- _Task requirements_:
When you transcribe the listing that follows, keep every line exact and skip any picture.
Records to process Block Start
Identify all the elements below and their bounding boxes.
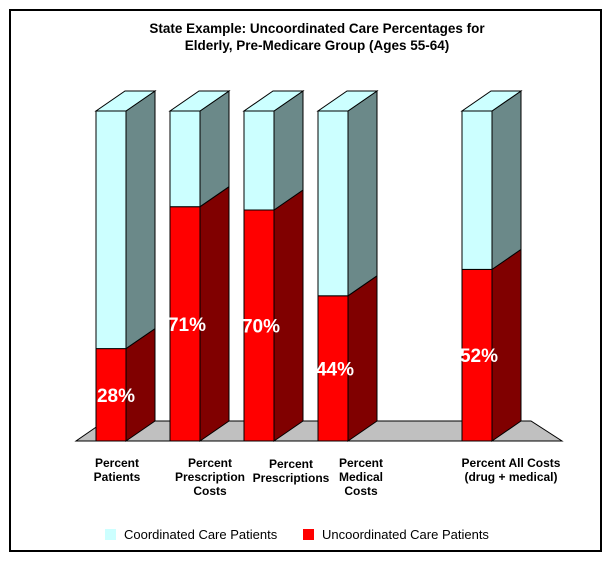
category-label-line: Percent [339, 456, 383, 470]
legend-swatch-uncoordinated [303, 529, 314, 540]
bar-3 [242, 90, 305, 442]
category-label-3: Percent Prescriptions [253, 457, 330, 485]
bar-segment-uncoordinated [461, 268, 493, 442]
category-label-line: Percent [188, 456, 232, 470]
category-label-line: Costs [193, 484, 227, 498]
data-label-3: 70% [242, 317, 280, 338]
category-label-1: Percent Patients [94, 456, 141, 484]
bar-top-face [460, 90, 523, 112]
bar-side-uncoordinated [347, 274, 378, 442]
data-label-4: 44% [316, 359, 354, 380]
chart-title: State Example: Uncoordinated Care Percen… [149, 21, 485, 53]
bar-side-uncoordinated [491, 248, 522, 442]
bar-4 [316, 90, 379, 442]
bar-segment-uncoordinated [243, 209, 275, 442]
category-label-line: Percent [95, 456, 139, 470]
bar-5 [460, 90, 523, 442]
data-label-5: 52% [460, 346, 498, 367]
legend-swatch-coordinated [105, 529, 116, 540]
bar-2 [168, 90, 231, 442]
bar-side-coordinated [125, 90, 156, 350]
bar-segment-uncoordinated [317, 295, 349, 442]
bar-top-face [316, 90, 379, 112]
bar-segment-coordinated [169, 110, 201, 208]
category-label-line: Percent [269, 457, 313, 471]
data-label-1: 28% [97, 386, 135, 407]
bar-1 [94, 90, 157, 442]
category-label-4: Percent Medical Costs [339, 456, 383, 498]
bar-segment-coordinated [243, 110, 275, 211]
bar-segment-coordinated [317, 110, 349, 297]
bar-segment-uncoordinated [95, 348, 127, 442]
bar-top-face [168, 90, 231, 112]
category-label-line: Percent All Costs [462, 456, 561, 470]
category-label-2: Percent Prescription Costs [175, 456, 245, 498]
chart-title-line-1: State Example: Uncoordinated Care Percen… [149, 21, 485, 36]
data-labels: 28% 71% 70% 44% 52% [97, 315, 498, 407]
legend-label-coordinated: Coordinated Care Patients [124, 527, 278, 542]
category-label-line: Costs [344, 484, 378, 498]
bar-segment-coordinated [461, 110, 493, 270]
bar-top-face [94, 90, 157, 112]
bar-side-coordinated [273, 90, 304, 211]
category-label-line: Prescription [175, 470, 245, 484]
bar-side-uncoordinated [273, 189, 304, 442]
bar-segment-coordinated [95, 110, 127, 350]
chart-title-line-2: Elderly, Pre-Medicare Group (Ages 55-64) [185, 38, 450, 53]
bars [94, 90, 523, 442]
category-label-5: Percent All Costs (drug + medical) [462, 456, 561, 484]
bar-top-face [242, 90, 305, 112]
bar-side-uncoordinated [199, 185, 230, 442]
category-label-line: Prescriptions [253, 471, 330, 485]
bar-side-coordinated [347, 90, 378, 297]
legend-label-uncoordinated: Uncoordinated Care Patients [322, 527, 489, 542]
category-label-line: Medical [339, 470, 383, 484]
bar-segment-uncoordinated [169, 206, 201, 442]
category-label-line: Patients [94, 470, 141, 484]
bar-side-coordinated [491, 90, 522, 271]
data-label-2: 71% [168, 315, 206, 336]
category-label-line: (drug + medical) [464, 470, 557, 484]
legend: Coordinated Care Patients Uncoordinated … [105, 527, 489, 542]
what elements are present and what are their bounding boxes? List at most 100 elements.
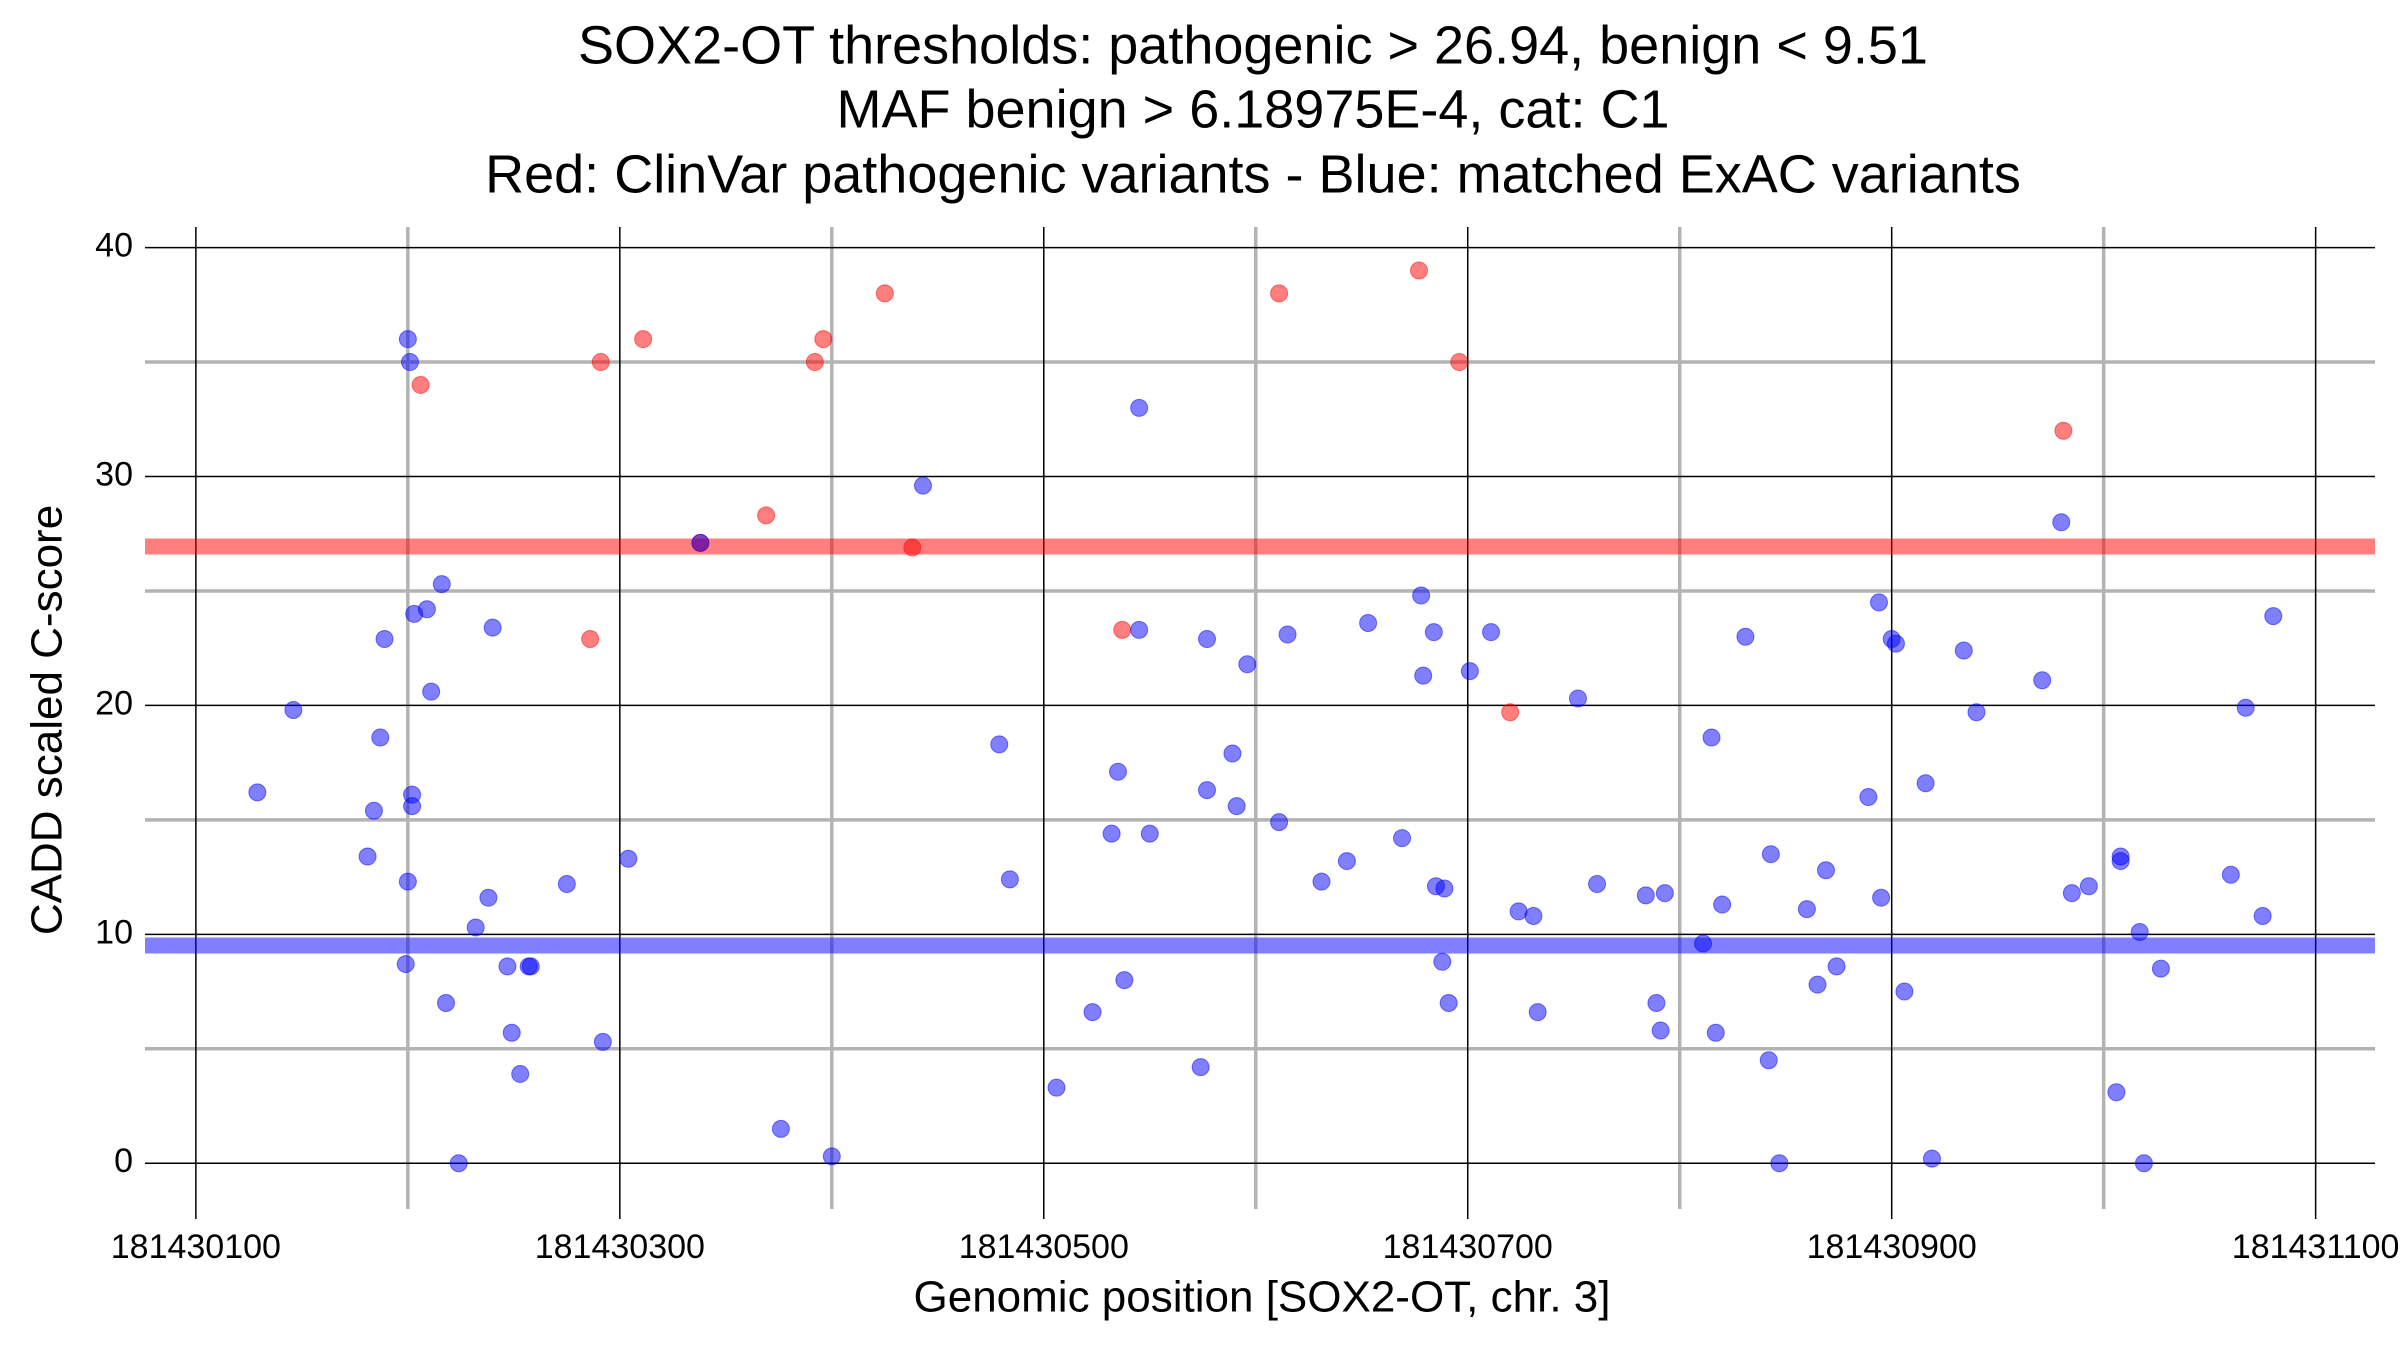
point xyxy=(1770,1154,1789,1173)
point xyxy=(822,1147,841,1166)
point xyxy=(1433,952,1452,971)
point xyxy=(2236,698,2255,717)
point xyxy=(1827,957,1846,976)
point xyxy=(284,700,303,719)
y-tick-label: 30 xyxy=(95,455,133,493)
point xyxy=(449,1154,468,1173)
point xyxy=(2130,923,2149,942)
point xyxy=(1702,728,1721,747)
point xyxy=(1651,1021,1670,1040)
point xyxy=(1191,1058,1210,1077)
point xyxy=(1808,975,1827,994)
point xyxy=(1102,824,1121,843)
point xyxy=(1967,703,1986,722)
point xyxy=(634,330,653,349)
point xyxy=(593,1032,612,1051)
point xyxy=(398,872,417,891)
point xyxy=(1270,813,1289,832)
point xyxy=(1797,900,1816,919)
point xyxy=(903,538,922,557)
point xyxy=(466,918,485,937)
x-tick-label: 181431100 xyxy=(2232,1228,2400,1266)
point xyxy=(2033,671,2052,690)
point xyxy=(1647,993,1666,1012)
point xyxy=(521,957,540,976)
point xyxy=(437,993,456,1012)
point xyxy=(581,630,600,649)
point xyxy=(1859,787,1878,806)
point xyxy=(591,353,610,372)
point xyxy=(1872,888,1891,907)
point xyxy=(1895,982,1914,1001)
point xyxy=(1736,627,1755,646)
point xyxy=(1412,586,1431,605)
point xyxy=(805,353,824,372)
point xyxy=(1227,797,1246,816)
point xyxy=(1528,1003,1547,1022)
point xyxy=(411,375,430,394)
x-axis-label: Genomic position [SOX2-OT, chr. 3] xyxy=(914,1273,1611,1322)
point xyxy=(2111,852,2130,871)
point xyxy=(498,957,517,976)
point xyxy=(1501,703,1520,722)
point xyxy=(1393,829,1412,848)
point xyxy=(1694,934,1713,953)
point xyxy=(1083,1003,1102,1022)
point xyxy=(1108,762,1127,781)
x-tick-label: 181430500 xyxy=(959,1228,1129,1266)
point xyxy=(2253,907,2272,926)
y-tick-label: 10 xyxy=(95,913,133,951)
point xyxy=(1359,614,1378,633)
point xyxy=(913,476,932,495)
point xyxy=(1886,634,1905,653)
point xyxy=(1816,861,1835,880)
point xyxy=(2062,884,2081,903)
point xyxy=(396,955,415,974)
x-tick-label: 181430100 xyxy=(111,1228,281,1266)
point xyxy=(1482,623,1501,642)
point xyxy=(691,533,710,552)
point xyxy=(1460,662,1479,681)
point xyxy=(1130,620,1149,639)
point xyxy=(757,506,776,525)
point xyxy=(2107,1083,2126,1102)
point xyxy=(1115,971,1134,990)
point xyxy=(1439,993,1458,1012)
point xyxy=(1238,655,1257,674)
point xyxy=(1312,872,1331,891)
point xyxy=(1198,630,1217,649)
point xyxy=(1198,781,1217,800)
point xyxy=(1568,689,1587,708)
point xyxy=(2134,1154,2153,1173)
chart-title: MAF benign > 6.18975E-4, cat: C1 xyxy=(837,79,1670,139)
x-tick-label: 181430300 xyxy=(535,1228,705,1266)
point xyxy=(1140,824,1159,843)
point xyxy=(1759,1051,1778,1070)
point xyxy=(771,1119,790,1138)
point xyxy=(2052,513,2071,532)
y-tick-label: 0 xyxy=(114,1142,133,1180)
point xyxy=(432,575,451,594)
point xyxy=(1636,886,1655,905)
point xyxy=(1869,593,1888,612)
point xyxy=(2151,959,2170,978)
point xyxy=(511,1064,530,1083)
point xyxy=(1337,852,1356,871)
point xyxy=(1922,1149,1941,1168)
y-tick-label: 20 xyxy=(95,684,133,722)
point xyxy=(990,735,1009,754)
point xyxy=(557,874,576,893)
point xyxy=(1130,398,1149,417)
y-axis-label: CADD scaled C-score xyxy=(23,505,72,935)
point xyxy=(814,330,833,349)
point xyxy=(358,847,377,866)
point xyxy=(1655,884,1674,903)
point xyxy=(398,330,417,349)
point xyxy=(1414,666,1433,685)
point xyxy=(2079,877,2098,896)
point xyxy=(1916,774,1935,793)
point xyxy=(502,1023,521,1042)
point xyxy=(875,284,894,303)
point xyxy=(619,849,638,868)
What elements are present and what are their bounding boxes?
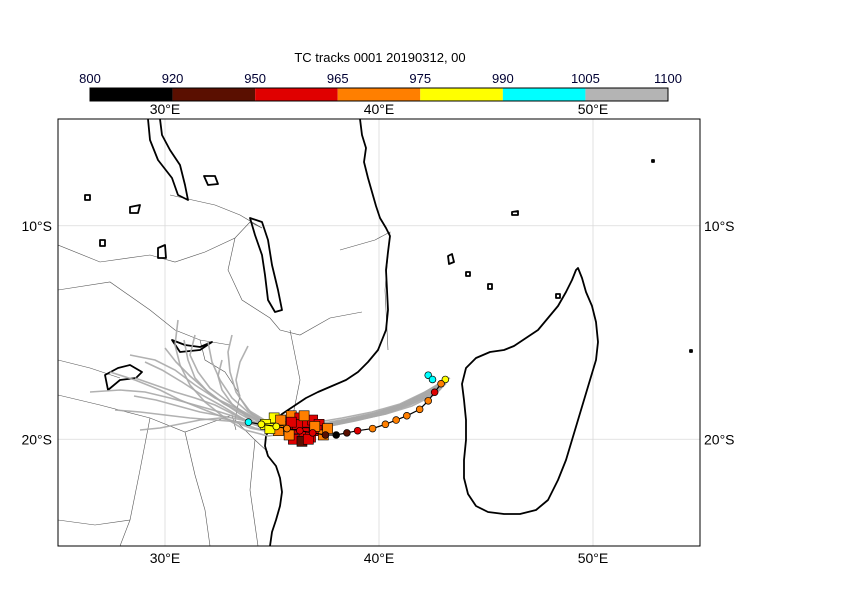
Records to process Block End
- _Solution to this exercise_:
Identify all the elements below and their bounding boxes.
category-label-line: Percent [339, 456, 383, 470]
legend-swatch-uncoordinated [303, 529, 314, 540]
bar-3 [242, 90, 305, 442]
category-label-3: Percent Prescriptions [253, 457, 330, 485]
bar-segment-uncoordinated [461, 268, 493, 442]
category-label-line: Percent [188, 456, 232, 470]
category-label-line: Costs [193, 484, 227, 498]
data-label-3: 70% [242, 317, 280, 338]
category-label-1: Percent Patients [94, 456, 141, 484]
bar-top-face [460, 90, 523, 112]
bar-side-uncoordinated [347, 274, 378, 442]
data-label-4: 44% [316, 359, 354, 380]
chart-title: State Example: Uncoordinated Care Percen… [149, 21, 485, 53]
bar-side-uncoordinated [491, 248, 522, 442]
bar-4 [316, 90, 379, 442]
bar-segment-uncoordinated [243, 209, 275, 442]
category-label-line: Percent [95, 456, 139, 470]
bar-5 [460, 90, 523, 442]
data-label-5: 52% [460, 346, 498, 367]
legend-swatch-coordinated [105, 529, 116, 540]
bar-2 [168, 90, 231, 442]
bar-side-coordinated [125, 90, 156, 350]
bar-segment-uncoordinated [317, 295, 349, 442]
bar-top-face [316, 90, 379, 112]
bar-segment-coordinated [169, 110, 201, 208]
category-label-line: Percent [269, 457, 313, 471]
data-label-1: 28% [97, 386, 135, 407]
bar-1 [94, 90, 157, 442]
category-label-4: Percent Medical Costs [339, 456, 383, 498]
bar-segment-coordinated [243, 110, 275, 211]
bar-segment-coordinated [317, 110, 349, 297]
bar-segment-uncoordinated [95, 348, 127, 442]
bar-top-face [168, 90, 231, 112]
category-label-line: Percent All Costs [462, 456, 561, 470]
category-label-2: Percent Prescription Costs [175, 456, 245, 498]
chart-title-line-1: State Example: Uncoordinated Care Percen… [149, 21, 485, 36]
data-labels: 28% 71% 70% 44% 52% [97, 315, 498, 407]
legend-label-coordinated: Coordinated Care Patients [124, 527, 278, 542]
category-label-line: Costs [344, 484, 378, 498]
bar-segment-coordinated [461, 110, 493, 270]
bar-top-face [94, 90, 157, 112]
bar-side-coordinated [273, 90, 304, 211]
category-label-line: Prescription [175, 470, 245, 484]
bar-side-uncoordinated [273, 189, 304, 442]
bar-segment-coordinated [95, 110, 127, 350]
chart-title-line-2: Elderly, Pre-Medicare Group (Ages 55-64) [185, 38, 450, 53]
bars [94, 90, 523, 442]
category-label-5: Percent All Costs (drug + medical) [462, 456, 561, 484]
bar-top-face [242, 90, 305, 112]
bar-side-uncoordinated [199, 185, 230, 442]
category-label-line: Prescriptions [253, 471, 330, 485]
bar-side-coordinated [347, 90, 378, 297]
legend-label-uncoordinated: Uncoordinated Care Patients [322, 527, 489, 542]
category-label-line: Medical [339, 470, 383, 484]
bar-segment-uncoordinated [169, 206, 201, 442]
category-label-line: Patients [94, 470, 141, 484]
bar-side-coordinated [491, 90, 522, 271]
data-label-2: 71% [168, 315, 206, 336]
category-label-line: (drug + medical) [464, 470, 557, 484]
legend: Coordinated Care Patients Uncoordinated … [105, 527, 489, 542]
what elements are present and what are their bounding boxes? List at most 100 elements.
point xyxy=(1770,1154,1789,1173)
point xyxy=(822,1147,841,1166)
point xyxy=(1433,952,1452,971)
point xyxy=(2236,698,2255,717)
point xyxy=(1827,957,1846,976)
point xyxy=(284,700,303,719)
y-tick-label: 30 xyxy=(95,455,133,493)
point xyxy=(449,1154,468,1173)
point xyxy=(2130,923,2149,942)
point xyxy=(1702,728,1721,747)
point xyxy=(1651,1021,1670,1040)
point xyxy=(1191,1058,1210,1077)
point xyxy=(1808,975,1827,994)
point xyxy=(1102,824,1121,843)
point xyxy=(1967,703,1986,722)
point xyxy=(634,330,653,349)
point xyxy=(593,1032,612,1051)
point xyxy=(398,872,417,891)
point xyxy=(1270,813,1289,832)
point xyxy=(1797,900,1816,919)
point xyxy=(903,538,922,557)
point xyxy=(466,918,485,937)
x-tick-label: 181431100 xyxy=(2232,1228,2400,1266)
point xyxy=(2033,671,2052,690)
point xyxy=(1647,993,1666,1012)
point xyxy=(521,957,540,976)
point xyxy=(437,993,456,1012)
point xyxy=(581,630,600,649)
point xyxy=(1859,787,1878,806)
point xyxy=(591,353,610,372)
point xyxy=(1872,888,1891,907)
point xyxy=(1895,982,1914,1001)
point xyxy=(1736,627,1755,646)
point xyxy=(1412,586,1431,605)
point xyxy=(805,353,824,372)
point xyxy=(1227,797,1246,816)
point xyxy=(1528,1003,1547,1022)
point xyxy=(411,375,430,394)
x-axis-label: Genomic position [SOX2-OT, chr. 3] xyxy=(914,1273,1611,1322)
point xyxy=(2111,852,2130,871)
point xyxy=(498,957,517,976)
point xyxy=(1501,703,1520,722)
point xyxy=(1393,829,1412,848)
point xyxy=(1694,934,1713,953)
point xyxy=(1083,1003,1102,1022)
point xyxy=(1108,762,1127,781)
x-tick-label: 181430500 xyxy=(959,1228,1129,1266)
point xyxy=(2253,907,2272,926)
y-tick-label: 10 xyxy=(95,913,133,951)
point xyxy=(1359,614,1378,633)
point xyxy=(913,476,932,495)
point xyxy=(1886,634,1905,653)
point xyxy=(1816,861,1835,880)
point xyxy=(2062,884,2081,903)
point xyxy=(396,955,415,974)
x-tick-label: 181430100 xyxy=(111,1228,281,1266)
point xyxy=(1482,623,1501,642)
point xyxy=(691,533,710,552)
point xyxy=(1460,662,1479,681)
point xyxy=(1130,620,1149,639)
point xyxy=(757,506,776,525)
point xyxy=(2107,1083,2126,1102)
point xyxy=(1115,971,1134,990)
point xyxy=(1439,993,1458,1012)
point xyxy=(1238,655,1257,674)
point xyxy=(1312,872,1331,891)
point xyxy=(1198,630,1217,649)
point xyxy=(1198,781,1217,800)
point xyxy=(1568,689,1587,708)
point xyxy=(2134,1154,2153,1173)
chart-title: MAF benign > 6.18975E-4, cat: C1 xyxy=(837,79,1670,139)
x-tick-label: 181430300 xyxy=(535,1228,705,1266)
point xyxy=(1140,824,1159,843)
point xyxy=(1759,1051,1778,1070)
point xyxy=(771,1119,790,1138)
point xyxy=(2052,513,2071,532)
y-tick-label: 0 xyxy=(114,1142,133,1180)
point xyxy=(432,575,451,594)
point xyxy=(1636,886,1655,905)
point xyxy=(1869,593,1888,612)
point xyxy=(2151,959,2170,978)
point xyxy=(511,1064,530,1083)
point xyxy=(1337,852,1356,871)
point xyxy=(1922,1149,1941,1168)
y-tick-label: 20 xyxy=(95,684,133,722)
point xyxy=(990,735,1009,754)
point xyxy=(557,874,576,893)
point xyxy=(1130,398,1149,417)
y-axis-label: CADD scaled C-score xyxy=(23,505,72,935)
point xyxy=(814,330,833,349)
point xyxy=(358,847,377,866)
point xyxy=(1655,884,1674,903)
point xyxy=(398,330,417,349)
point xyxy=(1414,666,1433,685)
point xyxy=(2079,877,2098,896)
point xyxy=(1916,774,1935,793)
point xyxy=(502,1023,521,1042)
point xyxy=(875,284,894,303)
point xyxy=(619,849,638,868)
What elements are present and what are their bounding boxes?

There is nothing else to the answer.